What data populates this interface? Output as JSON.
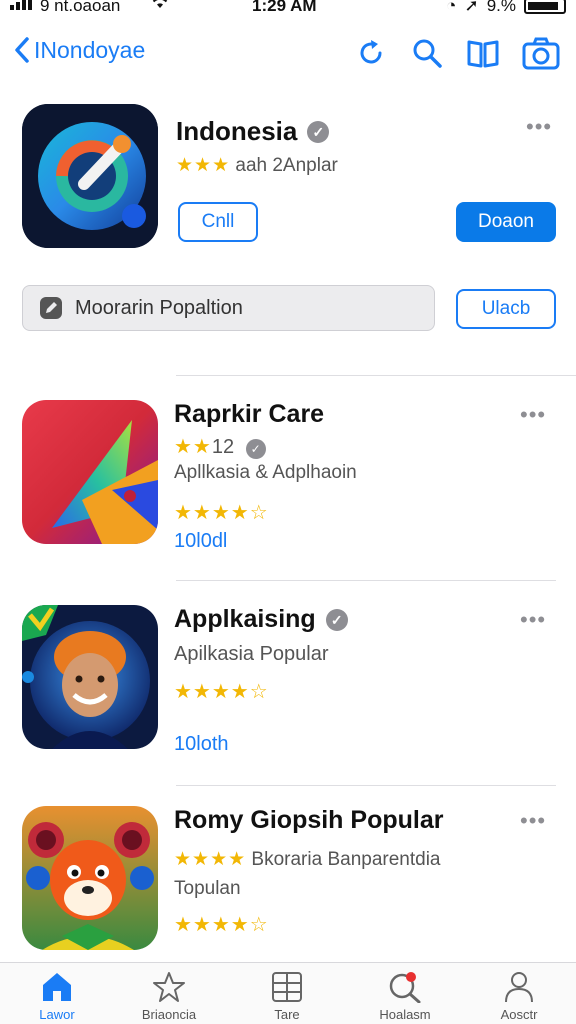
{
  "status": {
    "carrier": "9 nt.oaoan",
    "time": "1:29 AM",
    "battery": "9.%"
  },
  "nav": {
    "back_label": "INondoyae"
  },
  "hero": {
    "title": "Indonesia",
    "stars_on": "★★★",
    "subtitle": "aah  2Anplar",
    "btn_outline": "Cnll",
    "btn_primary": "Doaon",
    "more": "•••"
  },
  "search": {
    "placeholder": "Moorarin Popaltion",
    "button": "Ulacb"
  },
  "apps": [
    {
      "title": "Raprkir Care",
      "line1_stars": "★★",
      "line1_text": "12",
      "line2": "Apllkasia  &  Adplhaoin",
      "rating": "★★★★",
      "rating_off": "☆",
      "link": "10l0dl",
      "more": "•••"
    },
    {
      "title": "Applkaising",
      "line1_text": "Apilkasia  Popular",
      "rating": "★★★★",
      "rating_off": "☆",
      "link": "10loth",
      "more": "•••"
    },
    {
      "title": "Romy Giopsih Popular",
      "line1_stars": "★★★★",
      "line1_text": "Bkoraria  Banparentdia",
      "line2": "Topulan",
      "rating": "★★★★",
      "rating_off": "☆",
      "more": "•••"
    }
  ],
  "tabs": [
    {
      "label": "Lawor"
    },
    {
      "label": "Briaoncia"
    },
    {
      "label": "Tare"
    },
    {
      "label": "Hoalasm"
    },
    {
      "label": "Aosctr"
    }
  ],
  "colors": {
    "accent": "#1a7cf5",
    "star": "#f2b705",
    "muted": "#8e8e93"
  }
}
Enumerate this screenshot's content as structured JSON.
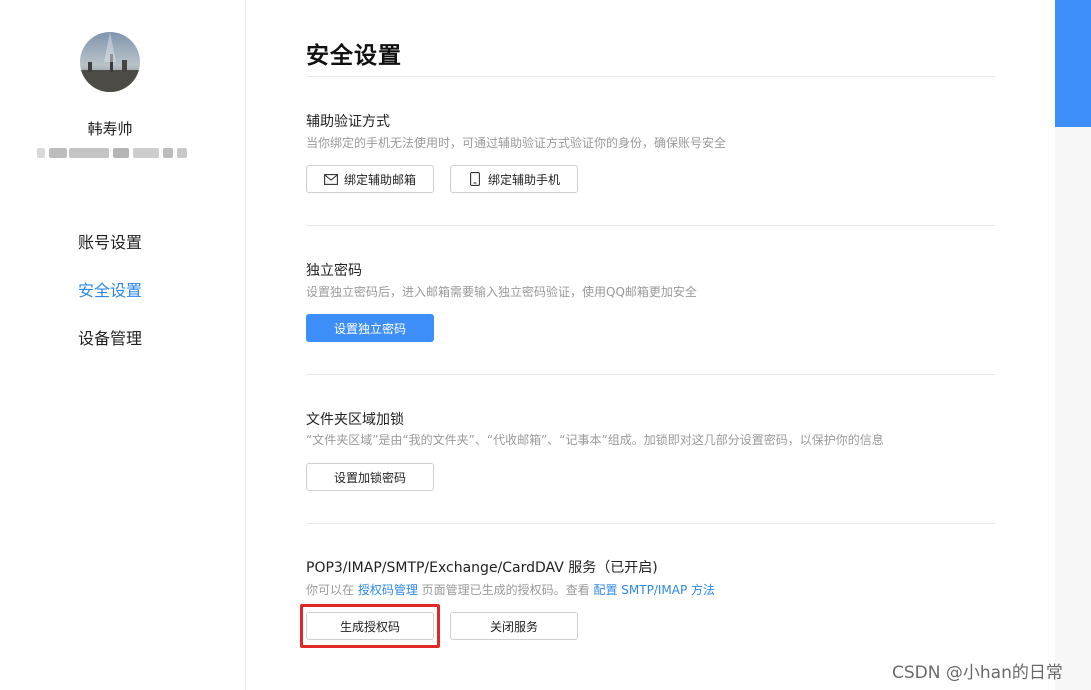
{
  "sidebar": {
    "user_name": "韩寿帅",
    "user_email": "██████████████",
    "nav": [
      {
        "label": "账号设置"
      },
      {
        "label": "安全设置"
      },
      {
        "label": "设备管理"
      }
    ]
  },
  "page": {
    "title": "安全设置"
  },
  "sections": {
    "aux_verify": {
      "title": "辅助验证方式",
      "desc": "当你绑定的手机无法使用时，可通过辅助验证方式验证你的身份，确保账号安全",
      "btn_email": "绑定辅助邮箱",
      "btn_phone": "绑定辅助手机"
    },
    "independent_password": {
      "title": "独立密码",
      "desc": "设置独立密码后，进入邮箱需要输入独立密码验证，使用QQ邮箱更加安全",
      "btn": "设置独立密码"
    },
    "folder_lock": {
      "title": "文件夹区域加锁",
      "desc": "“文件夹区域”是由“我的文件夹”、“代收邮箱”、“记事本”组成。加锁即对这几部分设置密码，以保护你的信息",
      "btn": "设置加锁密码"
    },
    "pop3": {
      "title": "POP3/IMAP/SMTP/Exchange/CardDAV 服务（已开启)",
      "desc_prefix": "你可以在 ",
      "desc_link1": "授权码管理",
      "desc_middle": " 页面管理已生成的授权码。查看 ",
      "desc_link2": "配置 SMTP/IMAP 方法",
      "btn_generate": "生成授权码",
      "btn_close": "关闭服务"
    }
  },
  "watermark": "CSDN @小han的日常",
  "colors": {
    "accent": "#3d8ef8",
    "active_nav": "#2e88e8",
    "highlight": "#e02828"
  },
  "icons": {
    "email": "envelope-icon",
    "phone": "mobile-phone-icon"
  }
}
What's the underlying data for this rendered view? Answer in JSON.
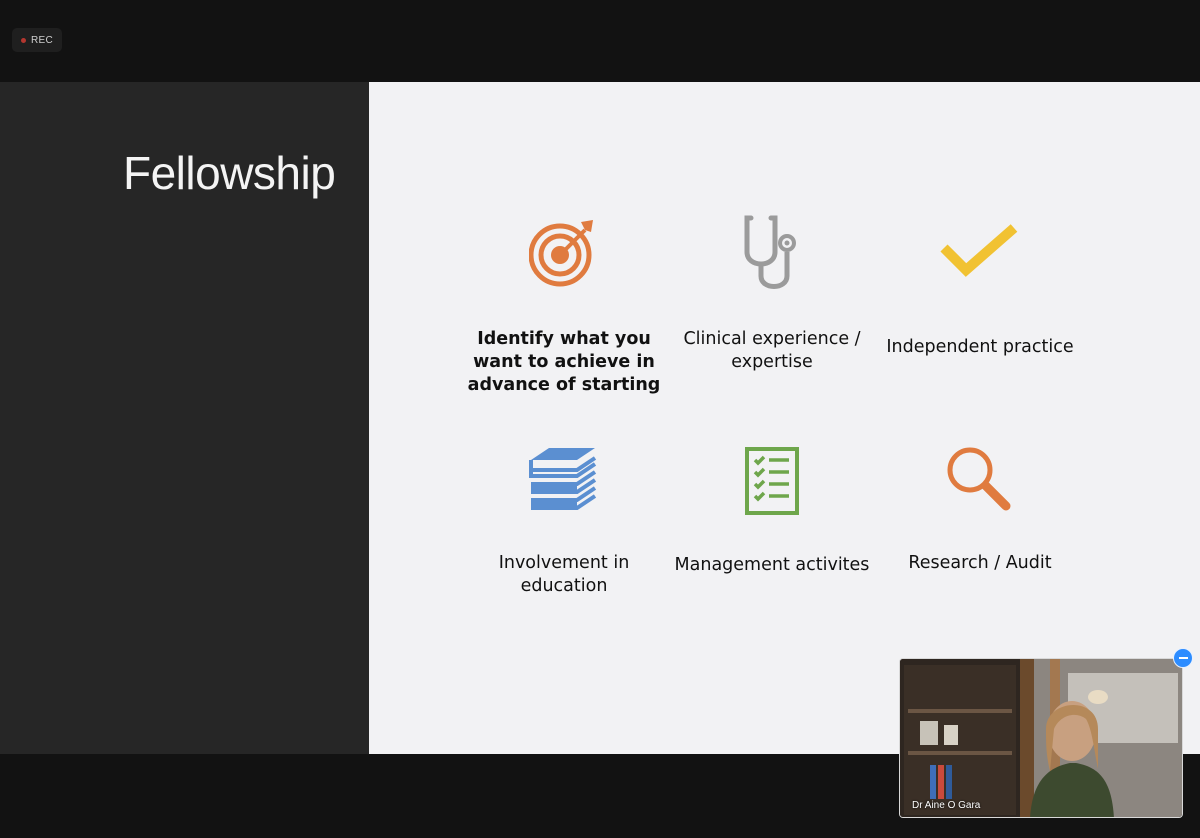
{
  "meeting": {
    "rec_label": "REC",
    "participant_name": "Dr Aine O Gara"
  },
  "slide": {
    "title": "Fellowship",
    "items": [
      {
        "icon": "target-icon",
        "label": "Identify what you want to achieve in advance of starting",
        "bold": true,
        "color": "#e07b3f"
      },
      {
        "icon": "stethoscope-icon",
        "label": "Clinical experience / expertise",
        "bold": false,
        "color": "#9b9b9b"
      },
      {
        "icon": "checkmark-icon",
        "label": "Independent practice",
        "bold": false,
        "color": "#f1c232"
      },
      {
        "icon": "books-icon",
        "label": "Involvement in education",
        "bold": false,
        "color": "#5b8fd1"
      },
      {
        "icon": "checklist-icon",
        "label": "Management activites",
        "bold": false,
        "color": "#6ea64b"
      },
      {
        "icon": "magnifier-icon",
        "label": "Research / Audit",
        "bold": false,
        "color": "#e07b3f"
      }
    ]
  }
}
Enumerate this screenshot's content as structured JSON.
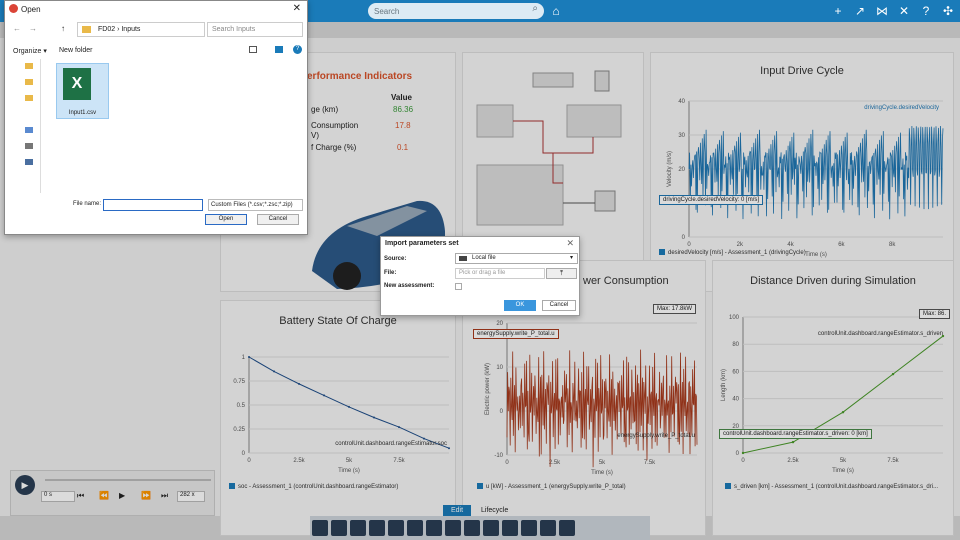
=-=-=-=-=
#### DIRECTIONS
Return all of the entries word for word, but omit the pictures.

#### OUTPUT BELOW
What data populates this interface? Output as JSON.
{
  "status": {
    "carrier": "9 nt.oaoan",
    "time": "1:29 AM",
    "battery": "9.%"
  },
  "nav": {
    "back_label": "INondoyae"
  },
  "hero": {
    "title": "Indonesia",
    "stars_on": "★★★",
    "subtitle": "aah  2Anplar",
    "btn_outline": "Cnll",
    "btn_primary": "Doaon",
    "more": "•••"
  },
  "search": {
    "placeholder": "Moorarin Popaltion",
    "button": "Ulacb"
  },
  "apps": [
    {
      "title": "Raprkir Care",
      "line1_stars": "★★",
      "line1_text": "12",
      "line2": "Apllkasia  &  Adplhaoin",
      "rating": "★★★★",
      "rating_off": "☆",
      "link": "10l0dl",
      "more": "•••"
    },
    {
      "title": "Applkaising",
      "line1_text": "Apilkasia  Popular",
      "rating": "★★★★",
      "rating_off": "☆",
      "link": "10loth",
      "more": "•••"
    },
    {
      "title": "Romy Giopsih Popular",
      "line1_stars": "★★★★",
      "line1_text": "Bkoraria  Banparentdia",
      "line2": "Topulan",
      "rating": "★★★★",
      "rating_off": "☆",
      "more": "•••"
    }
  ],
  "tabs": [
    {
      "label": "Lawor"
    },
    {
      "label": "Briaoncia"
    },
    {
      "label": "Tare"
    },
    {
      "label": "Hoalasm"
    },
    {
      "label": "Aosctr"
    }
  ],
  "colors": {
    "accent": "#1a7cf5",
    "star": "#f2b705",
    "muted": "#8e8e93"
  }
}
Enumerate this screenshot's content as structured JSON.
{
  "sidebar": {
    "user_name": "韩寿帅",
    "user_email": "██████████████",
    "nav": [
      {
        "label": "账号设置"
      },
      {
        "label": "安全设置"
      },
      {
        "label": "设备管理"
      }
    ]
  },
  "page": {
    "title": "安全设置"
  },
  "sections": {
    "aux_verify": {
      "title": "辅助验证方式",
      "desc": "当你绑定的手机无法使用时，可通过辅助验证方式验证你的身份，确保账号安全",
      "btn_email": "绑定辅助邮箱",
      "btn_phone": "绑定辅助手机"
    },
    "independent_password": {
      "title": "独立密码",
      "desc": "设置独立密码后，进入邮箱需要输入独立密码验证，使用QQ邮箱更加安全",
      "btn": "设置独立密码"
    },
    "folder_lock": {
      "title": "文件夹区域加锁",
      "desc": "“文件夹区域”是由“我的文件夹”、“代收邮箱”、“记事本”组成。加锁即对这几部分设置密码，以保护你的信息",
      "btn": "设置加锁密码"
    },
    "pop3": {
      "title": "POP3/IMAP/SMTP/Exchange/CardDAV 服务（已开启)",
      "desc_prefix": "你可以在 ",
      "desc_link1": "授权码管理",
      "desc_middle": " 页面管理已生成的授权码。查看 ",
      "desc_link2": "配置 SMTP/IMAP 方法",
      "btn_generate": "生成授权码",
      "btn_close": "关闭服务"
    }
  },
  "watermark": "CSDN @小han的日常",
  "colors": {
    "accent": "#3d8ef8",
    "active_nav": "#2e88e8",
    "highlight": "#e02828"
  },
  "icons": {
    "email": "envelope-icon",
    "phone": "mobile-phone-icon"
  }
}
What's the underlying data for this rendered view? Answer in JSON.
{
  "meeting": {
    "rec_label": "REC",
    "participant_name": "Dr Aine O Gara"
  },
  "slide": {
    "title": "Fellowship",
    "items": [
      {
        "icon": "target-icon",
        "label": "Identify what you want to achieve in advance of starting",
        "bold": true,
        "color": "#e07b3f"
      },
      {
        "icon": "stethoscope-icon",
        "label": "Clinical experience / expertise",
        "bold": false,
        "color": "#9b9b9b"
      },
      {
        "icon": "checkmark-icon",
        "label": "Independent practice",
        "bold": false,
        "color": "#f1c232"
      },
      {
        "icon": "books-icon",
        "label": "Involvement in education",
        "bold": false,
        "color": "#5b8fd1"
      },
      {
        "icon": "checklist-icon",
        "label": "Management activites",
        "bold": false,
        "color": "#6ea64b"
      },
      {
        "icon": "magnifier-icon",
        "label": "Research / Audit",
        "bold": false,
        "color": "#e07b3f"
      }
    ]
  }
}
Enumerate this screenshot's content as structured JSON.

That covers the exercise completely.